= YOUR GOAL =
Convert the stretch of rows from the line containing "table-row[interactable]: FIRST1 Basic" through the line containing "scroll-down-icon[interactable]: ▼ —" into a numbered list, omitting any blank lines.

= Records from a data source =
::::

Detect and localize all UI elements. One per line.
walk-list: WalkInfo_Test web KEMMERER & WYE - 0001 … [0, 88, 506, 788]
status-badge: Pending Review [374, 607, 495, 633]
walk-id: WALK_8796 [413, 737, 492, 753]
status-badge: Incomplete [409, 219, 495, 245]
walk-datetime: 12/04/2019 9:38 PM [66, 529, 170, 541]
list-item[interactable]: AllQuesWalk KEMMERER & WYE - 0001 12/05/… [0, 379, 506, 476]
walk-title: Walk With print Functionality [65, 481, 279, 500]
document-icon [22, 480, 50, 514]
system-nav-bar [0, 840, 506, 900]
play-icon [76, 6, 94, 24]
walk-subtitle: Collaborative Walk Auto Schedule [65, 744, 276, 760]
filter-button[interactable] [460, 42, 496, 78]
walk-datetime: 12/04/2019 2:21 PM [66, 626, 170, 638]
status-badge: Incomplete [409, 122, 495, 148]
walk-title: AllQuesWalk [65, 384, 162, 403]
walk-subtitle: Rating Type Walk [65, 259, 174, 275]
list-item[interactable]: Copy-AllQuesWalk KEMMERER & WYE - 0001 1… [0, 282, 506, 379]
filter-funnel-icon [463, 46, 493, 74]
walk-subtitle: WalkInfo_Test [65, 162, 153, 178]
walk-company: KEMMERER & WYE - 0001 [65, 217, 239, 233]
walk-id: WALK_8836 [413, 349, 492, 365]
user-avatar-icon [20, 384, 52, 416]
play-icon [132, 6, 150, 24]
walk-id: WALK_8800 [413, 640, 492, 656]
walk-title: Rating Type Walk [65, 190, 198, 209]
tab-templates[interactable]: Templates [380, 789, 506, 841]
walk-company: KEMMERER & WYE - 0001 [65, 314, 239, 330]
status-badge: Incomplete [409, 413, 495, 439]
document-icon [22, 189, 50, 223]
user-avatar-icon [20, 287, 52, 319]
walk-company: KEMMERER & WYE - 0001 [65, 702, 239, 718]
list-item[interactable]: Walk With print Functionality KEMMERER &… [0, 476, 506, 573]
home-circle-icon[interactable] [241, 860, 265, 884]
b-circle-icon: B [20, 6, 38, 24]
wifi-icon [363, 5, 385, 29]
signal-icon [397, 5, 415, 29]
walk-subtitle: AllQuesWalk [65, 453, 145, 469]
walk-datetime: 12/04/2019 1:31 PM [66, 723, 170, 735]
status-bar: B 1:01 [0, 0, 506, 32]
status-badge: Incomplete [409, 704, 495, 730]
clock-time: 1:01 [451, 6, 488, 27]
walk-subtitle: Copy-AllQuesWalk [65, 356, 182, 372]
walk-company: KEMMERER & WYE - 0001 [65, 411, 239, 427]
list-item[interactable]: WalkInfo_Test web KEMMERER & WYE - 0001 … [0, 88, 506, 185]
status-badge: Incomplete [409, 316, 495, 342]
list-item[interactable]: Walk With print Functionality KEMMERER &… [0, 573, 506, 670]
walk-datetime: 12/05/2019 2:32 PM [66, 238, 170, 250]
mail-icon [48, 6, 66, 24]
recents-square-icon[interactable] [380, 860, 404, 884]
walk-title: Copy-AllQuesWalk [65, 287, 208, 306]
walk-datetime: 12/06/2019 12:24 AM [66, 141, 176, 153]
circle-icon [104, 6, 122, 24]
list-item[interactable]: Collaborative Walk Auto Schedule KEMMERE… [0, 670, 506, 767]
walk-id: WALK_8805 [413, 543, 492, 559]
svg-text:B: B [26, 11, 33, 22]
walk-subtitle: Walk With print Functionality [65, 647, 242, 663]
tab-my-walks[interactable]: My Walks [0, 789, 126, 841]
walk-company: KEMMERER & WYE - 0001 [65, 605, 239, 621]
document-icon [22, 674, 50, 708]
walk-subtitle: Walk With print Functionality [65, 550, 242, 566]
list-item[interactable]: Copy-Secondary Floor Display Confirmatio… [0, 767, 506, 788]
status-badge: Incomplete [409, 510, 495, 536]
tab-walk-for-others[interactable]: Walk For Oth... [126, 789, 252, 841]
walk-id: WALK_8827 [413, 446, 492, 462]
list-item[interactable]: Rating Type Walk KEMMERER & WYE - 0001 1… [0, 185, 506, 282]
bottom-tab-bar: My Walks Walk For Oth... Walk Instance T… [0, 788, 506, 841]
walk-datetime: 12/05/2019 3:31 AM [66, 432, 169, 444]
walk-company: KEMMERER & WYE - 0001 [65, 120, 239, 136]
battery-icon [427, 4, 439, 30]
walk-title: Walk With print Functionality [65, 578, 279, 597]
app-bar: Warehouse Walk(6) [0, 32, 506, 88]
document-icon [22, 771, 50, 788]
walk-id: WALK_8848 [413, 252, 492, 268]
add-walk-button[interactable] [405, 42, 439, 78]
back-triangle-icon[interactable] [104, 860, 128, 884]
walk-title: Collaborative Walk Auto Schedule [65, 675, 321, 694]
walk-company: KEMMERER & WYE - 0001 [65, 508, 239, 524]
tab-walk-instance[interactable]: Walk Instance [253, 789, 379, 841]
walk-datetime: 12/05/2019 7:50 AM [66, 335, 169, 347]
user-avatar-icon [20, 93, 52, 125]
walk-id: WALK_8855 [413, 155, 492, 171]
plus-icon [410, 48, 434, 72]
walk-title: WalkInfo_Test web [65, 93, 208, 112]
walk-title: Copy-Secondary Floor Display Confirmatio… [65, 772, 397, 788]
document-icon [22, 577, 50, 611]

::::

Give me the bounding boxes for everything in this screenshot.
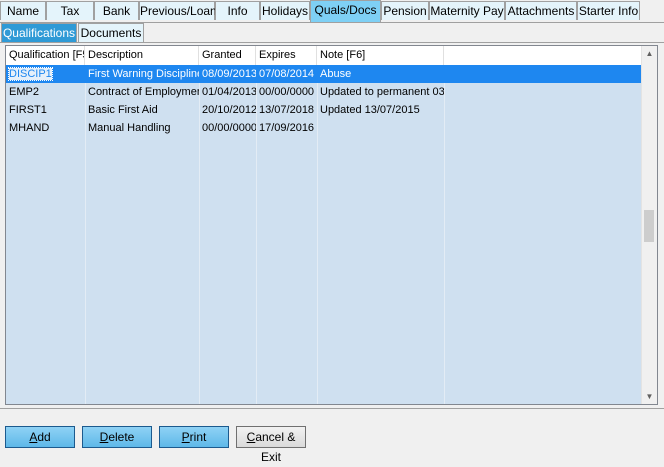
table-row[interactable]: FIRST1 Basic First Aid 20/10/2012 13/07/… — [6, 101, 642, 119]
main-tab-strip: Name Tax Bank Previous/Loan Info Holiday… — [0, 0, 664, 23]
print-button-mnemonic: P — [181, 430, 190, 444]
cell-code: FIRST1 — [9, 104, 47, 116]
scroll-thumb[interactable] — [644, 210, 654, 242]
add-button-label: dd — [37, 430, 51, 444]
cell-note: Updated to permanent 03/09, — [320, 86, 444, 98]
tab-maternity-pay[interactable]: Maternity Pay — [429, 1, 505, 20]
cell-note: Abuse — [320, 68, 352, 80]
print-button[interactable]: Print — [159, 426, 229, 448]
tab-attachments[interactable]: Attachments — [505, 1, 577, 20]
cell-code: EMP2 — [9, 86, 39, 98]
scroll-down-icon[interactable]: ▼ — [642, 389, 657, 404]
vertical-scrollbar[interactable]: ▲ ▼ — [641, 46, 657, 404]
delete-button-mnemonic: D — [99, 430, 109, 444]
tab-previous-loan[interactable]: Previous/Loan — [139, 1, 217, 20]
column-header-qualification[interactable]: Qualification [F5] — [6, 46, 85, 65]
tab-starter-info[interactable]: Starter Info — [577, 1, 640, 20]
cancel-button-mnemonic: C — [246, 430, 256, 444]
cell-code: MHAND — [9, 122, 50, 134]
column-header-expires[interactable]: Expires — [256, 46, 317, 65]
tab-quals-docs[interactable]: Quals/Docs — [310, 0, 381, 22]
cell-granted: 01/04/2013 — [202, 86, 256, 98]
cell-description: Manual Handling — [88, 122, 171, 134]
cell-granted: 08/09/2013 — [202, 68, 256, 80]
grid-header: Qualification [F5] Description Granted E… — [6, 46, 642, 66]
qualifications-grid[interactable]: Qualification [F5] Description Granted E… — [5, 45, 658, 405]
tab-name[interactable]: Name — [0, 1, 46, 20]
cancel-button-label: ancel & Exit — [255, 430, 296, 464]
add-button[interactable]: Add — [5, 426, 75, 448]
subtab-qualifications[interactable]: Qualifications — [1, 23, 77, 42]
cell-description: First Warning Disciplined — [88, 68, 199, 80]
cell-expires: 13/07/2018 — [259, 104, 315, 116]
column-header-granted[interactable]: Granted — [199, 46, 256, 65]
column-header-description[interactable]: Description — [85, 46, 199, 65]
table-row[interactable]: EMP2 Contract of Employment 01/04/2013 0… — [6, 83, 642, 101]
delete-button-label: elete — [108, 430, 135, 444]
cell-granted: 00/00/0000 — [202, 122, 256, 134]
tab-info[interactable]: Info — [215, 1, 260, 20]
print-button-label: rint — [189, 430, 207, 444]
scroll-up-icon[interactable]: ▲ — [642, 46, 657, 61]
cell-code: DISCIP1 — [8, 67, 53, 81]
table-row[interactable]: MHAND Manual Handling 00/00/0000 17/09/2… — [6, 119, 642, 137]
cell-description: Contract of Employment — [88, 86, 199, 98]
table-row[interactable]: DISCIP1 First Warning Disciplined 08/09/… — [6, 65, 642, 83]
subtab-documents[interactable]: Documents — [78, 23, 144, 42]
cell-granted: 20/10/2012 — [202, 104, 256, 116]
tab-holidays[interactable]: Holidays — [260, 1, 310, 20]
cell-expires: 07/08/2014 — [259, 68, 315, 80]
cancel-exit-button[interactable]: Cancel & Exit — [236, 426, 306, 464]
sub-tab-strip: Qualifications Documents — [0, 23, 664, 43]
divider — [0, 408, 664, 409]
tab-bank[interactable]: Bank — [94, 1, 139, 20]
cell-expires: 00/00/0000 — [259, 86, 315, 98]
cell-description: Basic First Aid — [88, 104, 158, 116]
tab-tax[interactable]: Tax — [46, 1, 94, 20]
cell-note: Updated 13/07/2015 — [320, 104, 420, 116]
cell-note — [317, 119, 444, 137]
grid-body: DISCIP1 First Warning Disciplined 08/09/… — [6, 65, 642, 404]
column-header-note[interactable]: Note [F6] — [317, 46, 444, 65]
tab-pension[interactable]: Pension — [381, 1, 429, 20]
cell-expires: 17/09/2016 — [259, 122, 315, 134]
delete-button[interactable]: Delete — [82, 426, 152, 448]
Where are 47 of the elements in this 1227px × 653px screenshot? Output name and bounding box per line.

::::

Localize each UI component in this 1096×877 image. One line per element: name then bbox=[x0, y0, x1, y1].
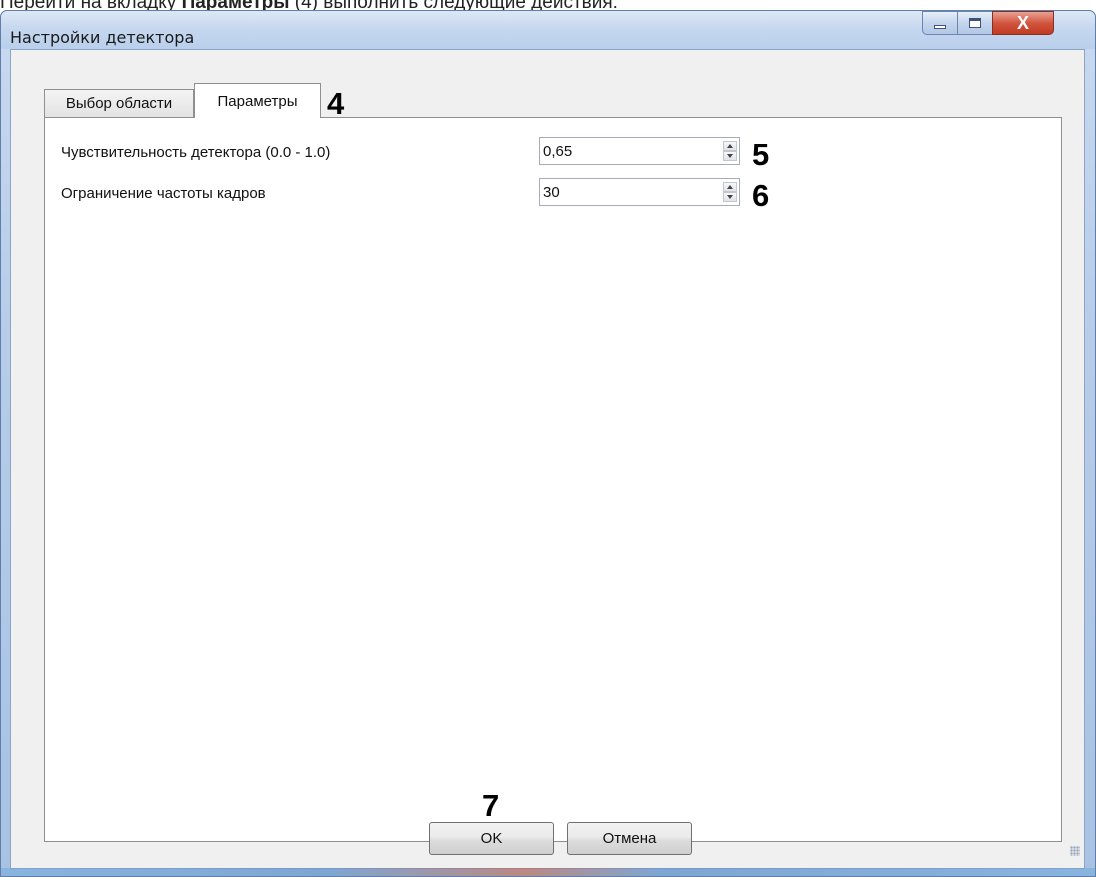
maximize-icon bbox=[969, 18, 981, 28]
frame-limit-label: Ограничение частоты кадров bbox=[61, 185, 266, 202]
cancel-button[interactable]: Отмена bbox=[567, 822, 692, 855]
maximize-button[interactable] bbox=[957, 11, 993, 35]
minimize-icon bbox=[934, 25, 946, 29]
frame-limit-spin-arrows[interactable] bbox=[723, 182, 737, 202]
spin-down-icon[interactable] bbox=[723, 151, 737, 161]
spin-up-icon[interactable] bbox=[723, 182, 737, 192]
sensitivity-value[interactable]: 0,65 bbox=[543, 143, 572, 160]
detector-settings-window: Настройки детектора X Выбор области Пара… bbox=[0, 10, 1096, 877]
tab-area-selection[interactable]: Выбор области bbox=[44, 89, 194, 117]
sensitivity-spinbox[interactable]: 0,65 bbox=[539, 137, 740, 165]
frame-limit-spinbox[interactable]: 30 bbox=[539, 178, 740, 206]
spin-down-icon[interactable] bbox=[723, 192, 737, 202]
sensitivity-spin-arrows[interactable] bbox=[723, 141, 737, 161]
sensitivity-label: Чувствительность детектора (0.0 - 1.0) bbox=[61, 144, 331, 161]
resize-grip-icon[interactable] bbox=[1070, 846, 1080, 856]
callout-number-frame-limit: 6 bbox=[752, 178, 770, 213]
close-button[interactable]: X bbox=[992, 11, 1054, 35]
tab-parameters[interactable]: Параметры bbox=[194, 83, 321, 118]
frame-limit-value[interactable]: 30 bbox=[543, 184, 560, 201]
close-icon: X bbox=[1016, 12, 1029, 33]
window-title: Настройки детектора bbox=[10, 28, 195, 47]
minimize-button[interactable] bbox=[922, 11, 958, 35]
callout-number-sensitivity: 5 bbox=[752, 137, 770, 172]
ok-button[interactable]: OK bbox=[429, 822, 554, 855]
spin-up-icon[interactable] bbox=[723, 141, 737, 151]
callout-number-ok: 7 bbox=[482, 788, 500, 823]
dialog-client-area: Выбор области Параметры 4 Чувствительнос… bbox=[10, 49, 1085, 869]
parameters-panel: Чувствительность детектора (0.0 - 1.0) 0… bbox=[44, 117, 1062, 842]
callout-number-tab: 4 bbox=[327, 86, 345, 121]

::::

= SOLUTION TO THIS PROBLEM =
1. table-row[interactable]: FIRST1 Basic First Aid 20/10/2012 13/07/… — [6, 101, 642, 119]
2. main-tab-strip: Name Tax Bank Previous/Loan Info Holiday… — [0, 0, 664, 23]
3. print-button-mnemonic: P — [181, 430, 190, 444]
4. cell-code: FIRST1 — [9, 104, 47, 116]
5. scroll-thumb[interactable] — [644, 210, 654, 242]
6. add-button-label: dd — [37, 430, 51, 444]
7. cell-note: Updated to permanent 03/09, — [320, 86, 444, 98]
8. tab-maternity-pay[interactable]: Maternity Pay — [429, 1, 505, 20]
9. cell-note: Abuse — [320, 68, 352, 80]
10. print-button[interactable]: Print — [159, 426, 229, 448]
11. tab-attachments[interactable]: Attachments — [505, 1, 577, 20]
12. cell-code: EMP2 — [9, 86, 39, 98]
13. scroll-down-icon[interactable]: ▼ — [642, 389, 657, 404]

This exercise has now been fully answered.